» ENTRIES SUPPLIED:
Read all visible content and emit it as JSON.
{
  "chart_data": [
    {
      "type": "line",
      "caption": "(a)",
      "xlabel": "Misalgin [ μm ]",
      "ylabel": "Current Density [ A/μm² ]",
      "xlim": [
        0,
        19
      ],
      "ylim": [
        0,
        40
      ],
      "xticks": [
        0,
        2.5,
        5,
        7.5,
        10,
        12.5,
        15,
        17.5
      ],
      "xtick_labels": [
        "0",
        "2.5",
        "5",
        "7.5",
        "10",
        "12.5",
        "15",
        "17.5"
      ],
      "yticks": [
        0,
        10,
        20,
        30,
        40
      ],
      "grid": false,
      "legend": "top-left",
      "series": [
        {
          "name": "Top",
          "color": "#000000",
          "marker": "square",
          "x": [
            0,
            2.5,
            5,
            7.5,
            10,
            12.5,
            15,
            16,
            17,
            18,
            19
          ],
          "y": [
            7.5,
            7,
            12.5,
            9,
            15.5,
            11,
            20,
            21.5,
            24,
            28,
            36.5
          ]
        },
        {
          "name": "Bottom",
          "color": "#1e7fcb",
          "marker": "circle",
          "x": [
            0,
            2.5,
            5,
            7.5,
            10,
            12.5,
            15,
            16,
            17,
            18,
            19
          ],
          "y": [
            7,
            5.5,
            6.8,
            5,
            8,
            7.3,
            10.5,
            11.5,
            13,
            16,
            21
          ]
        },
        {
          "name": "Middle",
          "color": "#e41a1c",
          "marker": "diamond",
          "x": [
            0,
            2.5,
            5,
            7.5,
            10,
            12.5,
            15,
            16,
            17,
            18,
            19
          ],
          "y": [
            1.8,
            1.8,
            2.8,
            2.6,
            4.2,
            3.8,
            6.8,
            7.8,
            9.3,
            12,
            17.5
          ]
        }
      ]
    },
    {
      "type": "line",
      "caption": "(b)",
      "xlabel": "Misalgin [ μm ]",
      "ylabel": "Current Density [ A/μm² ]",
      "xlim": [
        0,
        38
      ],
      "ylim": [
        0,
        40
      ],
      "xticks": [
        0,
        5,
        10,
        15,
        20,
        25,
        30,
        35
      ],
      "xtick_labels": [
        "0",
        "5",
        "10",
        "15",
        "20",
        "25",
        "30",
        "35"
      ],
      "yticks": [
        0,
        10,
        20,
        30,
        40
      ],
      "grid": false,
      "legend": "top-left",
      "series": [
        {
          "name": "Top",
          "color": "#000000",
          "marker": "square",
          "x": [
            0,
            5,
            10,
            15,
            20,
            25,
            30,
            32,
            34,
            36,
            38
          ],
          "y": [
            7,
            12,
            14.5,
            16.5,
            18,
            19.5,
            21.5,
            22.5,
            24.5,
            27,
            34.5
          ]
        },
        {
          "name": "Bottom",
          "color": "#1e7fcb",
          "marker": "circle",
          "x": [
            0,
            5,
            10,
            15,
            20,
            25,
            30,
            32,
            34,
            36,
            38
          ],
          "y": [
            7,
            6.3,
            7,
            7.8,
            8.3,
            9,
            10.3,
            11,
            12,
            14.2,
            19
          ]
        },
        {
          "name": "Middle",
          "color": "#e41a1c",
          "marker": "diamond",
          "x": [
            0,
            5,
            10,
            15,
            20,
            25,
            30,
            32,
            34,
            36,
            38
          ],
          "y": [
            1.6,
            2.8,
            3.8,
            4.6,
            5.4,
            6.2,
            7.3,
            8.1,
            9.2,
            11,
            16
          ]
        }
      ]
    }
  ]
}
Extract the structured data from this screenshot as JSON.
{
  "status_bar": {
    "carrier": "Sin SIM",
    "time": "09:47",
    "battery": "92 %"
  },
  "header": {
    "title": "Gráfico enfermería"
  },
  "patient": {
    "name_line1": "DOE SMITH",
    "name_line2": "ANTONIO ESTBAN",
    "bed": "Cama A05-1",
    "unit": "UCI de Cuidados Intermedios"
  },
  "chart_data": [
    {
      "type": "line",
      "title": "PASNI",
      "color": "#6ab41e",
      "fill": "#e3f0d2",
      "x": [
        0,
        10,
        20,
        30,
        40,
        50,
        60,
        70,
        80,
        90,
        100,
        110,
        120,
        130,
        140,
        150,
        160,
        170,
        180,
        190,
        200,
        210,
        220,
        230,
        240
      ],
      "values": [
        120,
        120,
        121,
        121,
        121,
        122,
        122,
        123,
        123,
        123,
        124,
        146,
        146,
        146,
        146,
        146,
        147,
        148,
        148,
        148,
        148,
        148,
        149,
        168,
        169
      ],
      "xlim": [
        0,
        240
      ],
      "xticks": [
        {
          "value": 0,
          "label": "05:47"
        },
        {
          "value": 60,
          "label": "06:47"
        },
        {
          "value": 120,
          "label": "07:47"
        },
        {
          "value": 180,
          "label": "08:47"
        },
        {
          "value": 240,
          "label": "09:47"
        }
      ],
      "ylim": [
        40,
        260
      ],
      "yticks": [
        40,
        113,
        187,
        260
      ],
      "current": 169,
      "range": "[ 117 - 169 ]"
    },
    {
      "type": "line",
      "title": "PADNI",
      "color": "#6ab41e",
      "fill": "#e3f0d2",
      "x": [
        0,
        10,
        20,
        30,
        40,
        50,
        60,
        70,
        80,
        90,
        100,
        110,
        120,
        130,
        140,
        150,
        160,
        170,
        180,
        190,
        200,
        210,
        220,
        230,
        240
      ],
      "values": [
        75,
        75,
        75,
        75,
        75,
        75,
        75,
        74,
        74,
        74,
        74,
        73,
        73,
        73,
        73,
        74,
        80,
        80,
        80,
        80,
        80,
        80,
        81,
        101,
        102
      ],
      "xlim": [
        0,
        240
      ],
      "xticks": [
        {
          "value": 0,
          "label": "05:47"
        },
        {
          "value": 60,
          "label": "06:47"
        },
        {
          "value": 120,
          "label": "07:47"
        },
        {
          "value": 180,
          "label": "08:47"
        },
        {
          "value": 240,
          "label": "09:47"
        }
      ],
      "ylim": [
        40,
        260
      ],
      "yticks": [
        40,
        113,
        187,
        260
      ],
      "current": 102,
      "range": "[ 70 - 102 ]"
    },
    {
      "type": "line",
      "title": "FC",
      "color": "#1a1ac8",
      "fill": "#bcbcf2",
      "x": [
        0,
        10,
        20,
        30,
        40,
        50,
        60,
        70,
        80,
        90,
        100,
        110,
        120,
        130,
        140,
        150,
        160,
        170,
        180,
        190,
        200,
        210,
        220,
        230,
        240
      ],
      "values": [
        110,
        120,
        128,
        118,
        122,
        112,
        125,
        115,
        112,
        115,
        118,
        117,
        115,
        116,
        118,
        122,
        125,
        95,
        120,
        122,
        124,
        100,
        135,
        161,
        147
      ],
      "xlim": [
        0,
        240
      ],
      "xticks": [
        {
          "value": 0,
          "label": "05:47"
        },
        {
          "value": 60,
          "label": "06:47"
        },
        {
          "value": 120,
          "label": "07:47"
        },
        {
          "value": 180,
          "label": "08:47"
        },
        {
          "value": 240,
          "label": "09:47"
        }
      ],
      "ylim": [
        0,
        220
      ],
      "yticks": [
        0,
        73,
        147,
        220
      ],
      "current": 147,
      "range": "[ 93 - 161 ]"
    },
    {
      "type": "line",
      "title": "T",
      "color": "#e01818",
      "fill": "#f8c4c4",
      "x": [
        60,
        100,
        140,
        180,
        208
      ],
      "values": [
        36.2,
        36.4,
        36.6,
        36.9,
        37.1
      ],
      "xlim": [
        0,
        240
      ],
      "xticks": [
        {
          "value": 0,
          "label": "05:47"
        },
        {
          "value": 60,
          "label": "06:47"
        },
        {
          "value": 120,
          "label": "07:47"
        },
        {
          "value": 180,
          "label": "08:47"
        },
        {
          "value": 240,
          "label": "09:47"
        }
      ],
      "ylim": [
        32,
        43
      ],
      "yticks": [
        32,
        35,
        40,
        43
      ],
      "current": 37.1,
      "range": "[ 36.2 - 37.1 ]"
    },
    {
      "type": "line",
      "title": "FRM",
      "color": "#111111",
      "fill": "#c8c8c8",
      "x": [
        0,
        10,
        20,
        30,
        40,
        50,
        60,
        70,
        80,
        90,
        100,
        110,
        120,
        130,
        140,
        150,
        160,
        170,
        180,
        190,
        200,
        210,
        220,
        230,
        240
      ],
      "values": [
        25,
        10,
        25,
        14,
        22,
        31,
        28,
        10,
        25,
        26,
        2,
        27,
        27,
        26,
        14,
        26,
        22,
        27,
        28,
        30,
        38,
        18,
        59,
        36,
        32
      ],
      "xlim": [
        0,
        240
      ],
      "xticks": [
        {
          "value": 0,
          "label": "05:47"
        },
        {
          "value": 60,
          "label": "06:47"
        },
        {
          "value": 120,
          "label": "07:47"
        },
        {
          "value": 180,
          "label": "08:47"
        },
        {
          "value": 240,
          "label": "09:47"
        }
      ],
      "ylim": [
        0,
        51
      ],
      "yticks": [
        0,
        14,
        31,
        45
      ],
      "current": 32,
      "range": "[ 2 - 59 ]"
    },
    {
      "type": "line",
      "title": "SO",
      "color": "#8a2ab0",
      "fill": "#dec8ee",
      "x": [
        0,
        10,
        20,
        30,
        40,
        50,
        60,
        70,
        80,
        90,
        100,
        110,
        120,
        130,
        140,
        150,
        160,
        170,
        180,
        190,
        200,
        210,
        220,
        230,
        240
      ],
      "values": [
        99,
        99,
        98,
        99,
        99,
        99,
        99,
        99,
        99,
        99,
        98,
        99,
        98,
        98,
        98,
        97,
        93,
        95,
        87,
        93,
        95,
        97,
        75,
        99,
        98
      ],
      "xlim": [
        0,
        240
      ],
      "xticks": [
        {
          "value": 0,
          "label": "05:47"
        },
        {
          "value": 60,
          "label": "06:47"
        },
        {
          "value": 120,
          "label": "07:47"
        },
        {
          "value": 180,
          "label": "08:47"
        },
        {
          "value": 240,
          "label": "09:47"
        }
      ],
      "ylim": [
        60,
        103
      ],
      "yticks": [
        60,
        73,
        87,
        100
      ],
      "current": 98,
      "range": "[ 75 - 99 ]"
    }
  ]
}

» DIRECTIONS FOR THIS TASK: Look through the entries above. Extract each line with the word "title".

» REPLY TO THE EXERCISE:
    "title": "Gráfico enfermería"
      "title": "PASNI",
      "title": "PADNI",
      "title": "FC",
      "title": "T",
      "title": "FRM",
      "title": "SO",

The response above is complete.